Problems to work on —
A. According to the Fibonacci essay, why is the ratio of successive numbers in the sequence interesting? Answer in one to three sentences.
B. In the Fibonacci essay, who suggested that the writer read Science is a Sacred Cow?
C. Retype the Fibonacci essay from "Yes, my high" up to and including "his 1950 book.".

== Quoted passage

The Fibonacci Sequence and the Built Environment
When my husband architect Donald designed our home, he used a proportioning system which he has always used, that of a series of dimensions derived from the Fibonacci sequence. This sequence is formed by starting with 1+1 and then determining each successive number from the sum of two numbers before it— forming the sequence of 1,1,2,3,5,8,13,21,34… . The ratio of these numbers is particularly interesting in that it rapidly approximates the golden mean, or 1.618… (3:2; 5:3; 8:5, 13:8…). Our home has this implied proportioning system of what is also considered of a pattern of wholeness.
I was in high school when I first learned of this ratio. Our chemistry teacher suggested we read Anthony Standen’s Science is a Sacred Cow, and toward the end was a chapter on “True Science, Mathematics”. In this essay, Standen discusses Plato’s Myth of the Divided Line (The Republic). A line divided in such a way that the smaller part is in the same ratio to the larger part, as the larger part is to the whole. This ratio is the golden mean.
Standen postulated that the best scientific use of mathematics is to bring the divine into the realm of the mystery of the material world through this proportion. He said science had missed the mark in not exploring the divinity of nature through the implications of this proportion.
Yes, my high school chemistry teacher is one of the big reasons I majored in chemistry as an undergraduate in college. The philosophy he introduced me to belied the actual practice of chemistry and proved Standen right in this separation of spirit and nature. It was not long before alchemy drew me along the path of analytical psychology, which turns out to be very similar to that Standen suggested in his 1950 book.
Sometime during my training to be an analyst, I read Jungian analyst Ed Edinger’s book Anatomy of the Psyche: Alchemical Symbolism of Psychotherapy in which Edinger addressed the golden mean as the ego’s proper relationship to the larger energies of the Self and of wholeness. He wrote:
The golden section a very interesting separatio symbol. It expresses the idea that there is a particular way to separate the opposites that will create a third thing (the proportion or meaning between them ) of great value. The value is indicated by the term golden and by the presumed beauty of the proportion. (p. 197-198)
Vocatus atqua non vocatus deus aderit. Called or not called, God is present. When we are in an environment that has these dimensions, there is a feeling of rightness and peace. The beauty of the present is always there, and we are at once in touch with something larger than ourselves.

====
== Data records

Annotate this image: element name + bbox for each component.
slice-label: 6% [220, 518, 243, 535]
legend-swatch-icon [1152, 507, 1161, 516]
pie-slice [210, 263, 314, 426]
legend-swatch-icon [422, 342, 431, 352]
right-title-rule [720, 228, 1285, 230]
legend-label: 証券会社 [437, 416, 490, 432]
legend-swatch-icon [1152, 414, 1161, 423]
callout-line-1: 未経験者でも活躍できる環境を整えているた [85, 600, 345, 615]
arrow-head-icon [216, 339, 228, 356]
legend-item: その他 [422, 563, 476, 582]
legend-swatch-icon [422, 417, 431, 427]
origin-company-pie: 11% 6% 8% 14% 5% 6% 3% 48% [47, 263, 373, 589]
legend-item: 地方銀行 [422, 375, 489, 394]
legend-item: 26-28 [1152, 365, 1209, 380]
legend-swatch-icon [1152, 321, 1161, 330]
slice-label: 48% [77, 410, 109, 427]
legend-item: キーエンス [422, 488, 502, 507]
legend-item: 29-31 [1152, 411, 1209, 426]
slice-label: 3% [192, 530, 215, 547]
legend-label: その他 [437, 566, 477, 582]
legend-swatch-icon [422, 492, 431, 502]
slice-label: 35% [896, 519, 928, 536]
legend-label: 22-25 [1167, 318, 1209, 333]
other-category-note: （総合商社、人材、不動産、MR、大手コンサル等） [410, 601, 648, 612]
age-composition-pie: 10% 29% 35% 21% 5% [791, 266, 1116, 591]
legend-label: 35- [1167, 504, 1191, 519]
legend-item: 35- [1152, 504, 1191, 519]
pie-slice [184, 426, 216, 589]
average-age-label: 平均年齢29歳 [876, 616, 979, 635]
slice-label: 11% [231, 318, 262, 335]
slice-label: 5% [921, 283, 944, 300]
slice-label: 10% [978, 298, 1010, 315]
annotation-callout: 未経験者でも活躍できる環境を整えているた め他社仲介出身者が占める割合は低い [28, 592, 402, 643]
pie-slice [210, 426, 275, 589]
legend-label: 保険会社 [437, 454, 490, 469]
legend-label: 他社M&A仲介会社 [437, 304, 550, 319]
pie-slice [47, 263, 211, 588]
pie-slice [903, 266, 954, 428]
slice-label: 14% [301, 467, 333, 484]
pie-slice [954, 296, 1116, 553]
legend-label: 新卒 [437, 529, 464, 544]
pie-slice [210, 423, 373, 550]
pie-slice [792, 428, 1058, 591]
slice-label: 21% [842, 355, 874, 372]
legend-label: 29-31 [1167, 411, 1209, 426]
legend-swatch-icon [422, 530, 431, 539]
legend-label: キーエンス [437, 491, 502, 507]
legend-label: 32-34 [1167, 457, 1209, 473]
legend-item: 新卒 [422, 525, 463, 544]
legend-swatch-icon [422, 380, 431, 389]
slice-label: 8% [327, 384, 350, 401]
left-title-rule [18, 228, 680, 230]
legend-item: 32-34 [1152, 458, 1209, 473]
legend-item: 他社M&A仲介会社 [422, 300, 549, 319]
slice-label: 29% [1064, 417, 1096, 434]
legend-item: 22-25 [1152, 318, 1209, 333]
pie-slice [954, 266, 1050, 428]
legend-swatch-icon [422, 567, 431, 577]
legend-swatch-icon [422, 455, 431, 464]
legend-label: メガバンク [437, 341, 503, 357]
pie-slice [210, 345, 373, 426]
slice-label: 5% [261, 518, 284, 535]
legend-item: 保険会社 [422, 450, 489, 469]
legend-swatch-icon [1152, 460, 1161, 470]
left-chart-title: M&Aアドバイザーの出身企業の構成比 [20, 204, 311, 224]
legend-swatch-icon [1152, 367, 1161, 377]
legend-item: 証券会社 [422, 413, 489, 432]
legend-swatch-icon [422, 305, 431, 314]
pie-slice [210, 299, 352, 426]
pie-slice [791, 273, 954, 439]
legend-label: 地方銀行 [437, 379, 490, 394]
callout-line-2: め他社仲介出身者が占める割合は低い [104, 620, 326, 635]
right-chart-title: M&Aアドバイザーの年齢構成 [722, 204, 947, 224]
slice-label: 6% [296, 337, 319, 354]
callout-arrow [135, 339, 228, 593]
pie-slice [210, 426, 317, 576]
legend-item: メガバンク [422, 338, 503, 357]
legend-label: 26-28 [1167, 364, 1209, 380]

====

Results for each task —
A. The ratio of successive Fibonacci numbers is interesting because it rapidly approximates the golden mean, 1.618…, as the ratios 3:2, 5:3, 8:5 and 13:8 show.

B. The writer's high school chemistry teacher suggested it.

C.
Yes, my high school chemistry teacher is one of the big reasons I majored in chemistry as an undergraduate in college. The philosophy he introduced me to belied the actual practice of chemistry and proved Standen right in this separation of spirit and nature. It was not long before alchemy drew me along the path of analytical psychology, which turns out to be very similar to that Standen suggested in his 1950 book.